Which lines hold the string "Relative"? Copy every one of them.

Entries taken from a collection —
══════
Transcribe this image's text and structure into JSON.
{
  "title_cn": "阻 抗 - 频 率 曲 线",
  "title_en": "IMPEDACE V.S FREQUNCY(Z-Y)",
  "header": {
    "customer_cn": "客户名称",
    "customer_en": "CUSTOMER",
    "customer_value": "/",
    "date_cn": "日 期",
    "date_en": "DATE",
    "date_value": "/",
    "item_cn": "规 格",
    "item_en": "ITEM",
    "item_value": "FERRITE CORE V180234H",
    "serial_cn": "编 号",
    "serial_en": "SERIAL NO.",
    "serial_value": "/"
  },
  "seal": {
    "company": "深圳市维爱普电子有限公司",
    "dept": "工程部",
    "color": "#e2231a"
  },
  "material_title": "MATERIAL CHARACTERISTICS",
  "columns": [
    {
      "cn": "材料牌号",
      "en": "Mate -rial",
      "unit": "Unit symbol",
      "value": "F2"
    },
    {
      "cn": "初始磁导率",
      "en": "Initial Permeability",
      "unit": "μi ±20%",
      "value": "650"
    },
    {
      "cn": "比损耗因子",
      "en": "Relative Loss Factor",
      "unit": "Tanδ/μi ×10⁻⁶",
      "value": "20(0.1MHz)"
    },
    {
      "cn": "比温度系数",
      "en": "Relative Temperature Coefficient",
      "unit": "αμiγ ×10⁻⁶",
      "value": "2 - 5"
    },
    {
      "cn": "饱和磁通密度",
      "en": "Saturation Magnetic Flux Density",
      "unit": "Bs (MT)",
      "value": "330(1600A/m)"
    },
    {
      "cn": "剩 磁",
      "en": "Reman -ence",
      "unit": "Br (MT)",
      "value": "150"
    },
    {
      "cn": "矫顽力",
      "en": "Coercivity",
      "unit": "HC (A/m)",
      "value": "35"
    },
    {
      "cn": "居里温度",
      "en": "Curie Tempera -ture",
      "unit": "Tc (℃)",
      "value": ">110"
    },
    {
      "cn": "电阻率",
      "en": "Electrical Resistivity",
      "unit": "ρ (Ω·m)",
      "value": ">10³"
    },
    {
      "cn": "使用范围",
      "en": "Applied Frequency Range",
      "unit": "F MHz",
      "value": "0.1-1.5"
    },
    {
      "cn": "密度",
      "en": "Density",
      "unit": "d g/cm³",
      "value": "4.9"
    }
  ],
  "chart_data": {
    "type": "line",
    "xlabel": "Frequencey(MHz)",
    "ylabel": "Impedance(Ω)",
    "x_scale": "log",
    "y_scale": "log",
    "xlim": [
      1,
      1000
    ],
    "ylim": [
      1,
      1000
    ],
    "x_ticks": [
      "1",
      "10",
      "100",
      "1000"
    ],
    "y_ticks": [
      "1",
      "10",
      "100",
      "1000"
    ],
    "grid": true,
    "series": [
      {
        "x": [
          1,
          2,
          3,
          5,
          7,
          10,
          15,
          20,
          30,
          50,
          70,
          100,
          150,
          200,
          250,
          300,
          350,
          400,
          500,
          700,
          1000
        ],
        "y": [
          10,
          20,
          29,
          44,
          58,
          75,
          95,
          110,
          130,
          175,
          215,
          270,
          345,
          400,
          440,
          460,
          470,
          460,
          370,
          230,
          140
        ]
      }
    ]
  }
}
══════
Exercise answer —
      "en": "Relative Loss Factor",
      "en": "Relative Temperature Coefficient",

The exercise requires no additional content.